[Entries taken from a collection]
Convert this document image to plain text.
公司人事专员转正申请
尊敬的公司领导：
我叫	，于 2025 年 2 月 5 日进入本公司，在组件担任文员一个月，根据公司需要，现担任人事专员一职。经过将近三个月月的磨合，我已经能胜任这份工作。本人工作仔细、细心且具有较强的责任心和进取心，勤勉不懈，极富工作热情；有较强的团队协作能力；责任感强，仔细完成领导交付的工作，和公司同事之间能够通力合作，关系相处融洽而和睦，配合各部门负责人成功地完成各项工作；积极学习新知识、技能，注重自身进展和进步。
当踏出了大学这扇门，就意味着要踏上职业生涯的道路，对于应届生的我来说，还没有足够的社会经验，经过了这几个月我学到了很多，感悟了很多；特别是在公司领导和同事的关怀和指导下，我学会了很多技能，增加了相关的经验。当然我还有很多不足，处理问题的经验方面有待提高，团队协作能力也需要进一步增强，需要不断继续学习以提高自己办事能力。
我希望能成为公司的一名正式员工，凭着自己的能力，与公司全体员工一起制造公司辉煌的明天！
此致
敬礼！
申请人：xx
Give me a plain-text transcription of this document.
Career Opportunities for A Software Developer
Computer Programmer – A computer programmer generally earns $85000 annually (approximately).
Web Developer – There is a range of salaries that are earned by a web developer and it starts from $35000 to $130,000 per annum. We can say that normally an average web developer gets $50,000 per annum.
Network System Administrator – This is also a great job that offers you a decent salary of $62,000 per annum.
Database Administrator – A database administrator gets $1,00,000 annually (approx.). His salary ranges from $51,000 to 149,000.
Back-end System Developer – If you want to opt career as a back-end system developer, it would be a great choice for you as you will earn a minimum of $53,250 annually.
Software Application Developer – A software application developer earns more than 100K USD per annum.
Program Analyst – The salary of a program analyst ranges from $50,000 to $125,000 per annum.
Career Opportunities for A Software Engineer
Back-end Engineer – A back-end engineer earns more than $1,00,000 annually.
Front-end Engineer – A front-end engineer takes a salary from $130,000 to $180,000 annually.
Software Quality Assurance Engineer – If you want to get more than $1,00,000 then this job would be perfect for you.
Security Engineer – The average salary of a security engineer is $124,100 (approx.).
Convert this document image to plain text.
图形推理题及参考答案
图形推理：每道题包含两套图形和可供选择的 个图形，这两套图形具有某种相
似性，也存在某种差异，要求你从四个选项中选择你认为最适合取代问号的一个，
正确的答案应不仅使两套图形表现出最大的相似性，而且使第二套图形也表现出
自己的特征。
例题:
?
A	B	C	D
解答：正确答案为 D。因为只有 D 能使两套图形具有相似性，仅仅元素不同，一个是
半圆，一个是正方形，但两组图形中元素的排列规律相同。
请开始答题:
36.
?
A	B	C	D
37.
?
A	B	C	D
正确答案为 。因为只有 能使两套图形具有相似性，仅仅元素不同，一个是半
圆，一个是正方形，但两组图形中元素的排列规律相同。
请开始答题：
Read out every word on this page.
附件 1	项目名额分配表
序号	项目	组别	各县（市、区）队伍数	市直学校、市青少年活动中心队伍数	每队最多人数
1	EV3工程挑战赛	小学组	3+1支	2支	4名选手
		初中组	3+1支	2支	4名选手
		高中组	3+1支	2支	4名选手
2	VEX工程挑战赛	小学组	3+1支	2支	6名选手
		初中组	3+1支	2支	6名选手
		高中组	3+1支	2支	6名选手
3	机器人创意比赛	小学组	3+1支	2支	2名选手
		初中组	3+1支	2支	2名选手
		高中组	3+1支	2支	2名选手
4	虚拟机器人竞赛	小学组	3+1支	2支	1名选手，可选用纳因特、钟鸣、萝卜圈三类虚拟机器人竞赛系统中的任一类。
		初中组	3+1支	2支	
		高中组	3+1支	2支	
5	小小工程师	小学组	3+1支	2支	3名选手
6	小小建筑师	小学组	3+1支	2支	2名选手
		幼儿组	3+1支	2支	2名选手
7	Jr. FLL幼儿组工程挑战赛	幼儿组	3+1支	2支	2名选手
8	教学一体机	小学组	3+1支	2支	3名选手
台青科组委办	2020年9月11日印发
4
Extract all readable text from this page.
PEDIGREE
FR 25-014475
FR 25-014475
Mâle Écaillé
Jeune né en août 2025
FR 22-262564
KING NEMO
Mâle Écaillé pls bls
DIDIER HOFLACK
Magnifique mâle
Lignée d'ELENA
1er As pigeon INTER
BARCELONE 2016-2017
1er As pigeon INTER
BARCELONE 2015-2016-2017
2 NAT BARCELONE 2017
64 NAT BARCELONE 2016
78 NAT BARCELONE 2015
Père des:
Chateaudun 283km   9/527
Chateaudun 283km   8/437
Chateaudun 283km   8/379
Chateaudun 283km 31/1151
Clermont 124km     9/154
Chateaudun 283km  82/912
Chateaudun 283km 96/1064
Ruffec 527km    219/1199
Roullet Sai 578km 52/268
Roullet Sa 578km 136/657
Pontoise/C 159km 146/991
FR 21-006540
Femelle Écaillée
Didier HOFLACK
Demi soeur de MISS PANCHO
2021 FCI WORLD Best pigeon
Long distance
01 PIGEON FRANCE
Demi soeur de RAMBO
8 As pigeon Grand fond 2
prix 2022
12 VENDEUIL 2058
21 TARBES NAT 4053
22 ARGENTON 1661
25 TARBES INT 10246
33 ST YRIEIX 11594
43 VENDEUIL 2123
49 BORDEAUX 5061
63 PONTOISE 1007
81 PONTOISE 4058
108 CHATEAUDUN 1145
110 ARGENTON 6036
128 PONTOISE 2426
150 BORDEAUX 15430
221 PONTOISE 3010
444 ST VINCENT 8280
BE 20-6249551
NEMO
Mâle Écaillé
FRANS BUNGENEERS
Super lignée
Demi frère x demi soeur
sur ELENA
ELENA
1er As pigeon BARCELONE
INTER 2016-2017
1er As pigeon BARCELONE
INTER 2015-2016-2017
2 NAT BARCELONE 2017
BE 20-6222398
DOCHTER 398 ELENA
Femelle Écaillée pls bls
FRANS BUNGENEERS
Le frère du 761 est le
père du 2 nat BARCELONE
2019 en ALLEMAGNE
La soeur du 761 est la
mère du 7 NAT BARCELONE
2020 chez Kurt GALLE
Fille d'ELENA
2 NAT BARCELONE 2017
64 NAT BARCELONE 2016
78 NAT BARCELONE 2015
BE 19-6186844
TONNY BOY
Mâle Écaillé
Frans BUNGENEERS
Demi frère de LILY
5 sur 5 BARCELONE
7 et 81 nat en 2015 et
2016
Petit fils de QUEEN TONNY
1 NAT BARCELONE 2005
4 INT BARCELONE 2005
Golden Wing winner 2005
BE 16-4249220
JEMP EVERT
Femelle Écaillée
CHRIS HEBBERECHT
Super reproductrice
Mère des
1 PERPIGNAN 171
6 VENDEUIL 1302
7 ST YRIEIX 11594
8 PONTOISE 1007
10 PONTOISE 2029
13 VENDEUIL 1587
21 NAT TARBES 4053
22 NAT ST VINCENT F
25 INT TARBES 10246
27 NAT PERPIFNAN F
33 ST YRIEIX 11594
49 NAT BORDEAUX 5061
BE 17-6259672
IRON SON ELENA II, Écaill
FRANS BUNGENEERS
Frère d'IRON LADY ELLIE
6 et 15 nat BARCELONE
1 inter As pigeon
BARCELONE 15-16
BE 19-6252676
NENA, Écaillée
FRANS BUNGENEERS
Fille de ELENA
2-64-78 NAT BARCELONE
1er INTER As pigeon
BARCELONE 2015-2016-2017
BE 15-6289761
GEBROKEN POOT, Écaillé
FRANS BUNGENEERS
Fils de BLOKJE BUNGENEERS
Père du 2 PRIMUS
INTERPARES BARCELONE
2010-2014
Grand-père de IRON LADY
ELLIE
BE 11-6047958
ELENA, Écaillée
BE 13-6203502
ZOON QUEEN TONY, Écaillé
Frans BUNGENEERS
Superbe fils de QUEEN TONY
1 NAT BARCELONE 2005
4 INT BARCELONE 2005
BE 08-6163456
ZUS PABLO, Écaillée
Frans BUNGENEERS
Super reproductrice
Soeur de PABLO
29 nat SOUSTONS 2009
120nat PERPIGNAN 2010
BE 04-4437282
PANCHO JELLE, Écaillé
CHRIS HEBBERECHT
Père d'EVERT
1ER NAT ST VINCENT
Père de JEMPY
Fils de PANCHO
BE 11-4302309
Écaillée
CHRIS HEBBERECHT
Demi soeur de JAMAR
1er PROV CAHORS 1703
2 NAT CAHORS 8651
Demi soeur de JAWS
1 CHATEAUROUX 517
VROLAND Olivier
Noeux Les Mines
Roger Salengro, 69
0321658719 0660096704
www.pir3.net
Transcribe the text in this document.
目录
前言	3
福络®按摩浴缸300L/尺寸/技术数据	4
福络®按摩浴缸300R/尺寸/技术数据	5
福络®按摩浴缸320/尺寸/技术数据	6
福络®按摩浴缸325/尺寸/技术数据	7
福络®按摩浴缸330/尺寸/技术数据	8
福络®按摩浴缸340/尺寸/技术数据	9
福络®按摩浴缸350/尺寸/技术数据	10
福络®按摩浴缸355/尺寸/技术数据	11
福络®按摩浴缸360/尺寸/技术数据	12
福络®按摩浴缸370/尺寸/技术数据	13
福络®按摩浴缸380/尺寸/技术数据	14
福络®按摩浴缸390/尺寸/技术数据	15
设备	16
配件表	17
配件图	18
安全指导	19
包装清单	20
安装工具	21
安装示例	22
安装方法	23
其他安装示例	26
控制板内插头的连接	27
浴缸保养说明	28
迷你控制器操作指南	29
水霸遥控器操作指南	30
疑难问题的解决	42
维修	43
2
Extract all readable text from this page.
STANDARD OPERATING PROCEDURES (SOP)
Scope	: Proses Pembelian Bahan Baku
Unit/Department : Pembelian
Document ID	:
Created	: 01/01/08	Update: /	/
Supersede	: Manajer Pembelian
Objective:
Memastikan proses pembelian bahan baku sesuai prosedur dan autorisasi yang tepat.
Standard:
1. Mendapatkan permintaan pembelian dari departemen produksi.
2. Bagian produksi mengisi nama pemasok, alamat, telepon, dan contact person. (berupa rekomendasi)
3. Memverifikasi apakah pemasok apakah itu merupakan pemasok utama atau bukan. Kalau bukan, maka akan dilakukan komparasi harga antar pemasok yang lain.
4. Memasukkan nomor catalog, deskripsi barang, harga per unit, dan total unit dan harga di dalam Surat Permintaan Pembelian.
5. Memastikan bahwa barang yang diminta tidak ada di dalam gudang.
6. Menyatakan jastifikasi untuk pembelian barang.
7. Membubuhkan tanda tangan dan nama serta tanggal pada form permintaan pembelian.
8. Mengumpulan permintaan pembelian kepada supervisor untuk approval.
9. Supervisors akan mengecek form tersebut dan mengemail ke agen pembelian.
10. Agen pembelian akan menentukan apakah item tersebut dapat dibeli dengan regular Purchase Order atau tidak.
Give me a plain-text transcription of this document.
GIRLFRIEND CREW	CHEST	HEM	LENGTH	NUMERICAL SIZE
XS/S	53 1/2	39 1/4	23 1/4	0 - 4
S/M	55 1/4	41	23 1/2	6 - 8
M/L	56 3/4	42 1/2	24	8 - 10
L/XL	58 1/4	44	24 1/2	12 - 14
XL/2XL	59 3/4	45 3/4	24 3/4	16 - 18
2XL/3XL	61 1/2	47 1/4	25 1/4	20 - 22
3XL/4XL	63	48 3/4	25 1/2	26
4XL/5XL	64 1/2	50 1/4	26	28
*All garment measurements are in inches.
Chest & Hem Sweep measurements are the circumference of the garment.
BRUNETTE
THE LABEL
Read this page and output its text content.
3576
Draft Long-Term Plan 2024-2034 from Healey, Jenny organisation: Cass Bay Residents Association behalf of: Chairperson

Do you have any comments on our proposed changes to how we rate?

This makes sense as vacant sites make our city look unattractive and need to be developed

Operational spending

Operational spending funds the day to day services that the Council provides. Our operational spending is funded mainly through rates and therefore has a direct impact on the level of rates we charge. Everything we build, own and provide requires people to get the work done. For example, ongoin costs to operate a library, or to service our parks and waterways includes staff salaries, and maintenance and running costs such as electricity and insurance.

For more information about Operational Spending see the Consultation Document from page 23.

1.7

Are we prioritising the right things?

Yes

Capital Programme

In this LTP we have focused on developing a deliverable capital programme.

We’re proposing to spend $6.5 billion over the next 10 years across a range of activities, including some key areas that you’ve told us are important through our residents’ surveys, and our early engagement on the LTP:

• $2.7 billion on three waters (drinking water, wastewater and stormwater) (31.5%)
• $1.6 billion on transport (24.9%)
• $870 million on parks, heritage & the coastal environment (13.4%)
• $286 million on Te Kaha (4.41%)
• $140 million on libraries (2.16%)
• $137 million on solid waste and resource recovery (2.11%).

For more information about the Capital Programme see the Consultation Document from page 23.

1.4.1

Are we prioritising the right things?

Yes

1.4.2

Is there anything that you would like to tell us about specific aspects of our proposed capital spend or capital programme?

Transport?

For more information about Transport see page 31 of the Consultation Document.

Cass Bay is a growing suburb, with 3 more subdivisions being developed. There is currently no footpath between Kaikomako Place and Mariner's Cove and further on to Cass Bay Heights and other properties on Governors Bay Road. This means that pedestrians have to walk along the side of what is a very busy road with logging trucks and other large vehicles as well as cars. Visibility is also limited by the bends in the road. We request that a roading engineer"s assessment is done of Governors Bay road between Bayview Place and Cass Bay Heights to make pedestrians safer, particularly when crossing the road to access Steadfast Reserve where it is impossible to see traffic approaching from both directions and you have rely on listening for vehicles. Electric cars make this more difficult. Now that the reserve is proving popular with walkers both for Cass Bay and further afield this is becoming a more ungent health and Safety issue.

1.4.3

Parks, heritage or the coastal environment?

Objective -
Copy out all lines from the material above that contain the string "untuk".

Full output -
6. Menyatakan jastifikasi untuk pembelian barang.
8. Mengumpulan permintaan pembelian kepada supervisor untuk approval.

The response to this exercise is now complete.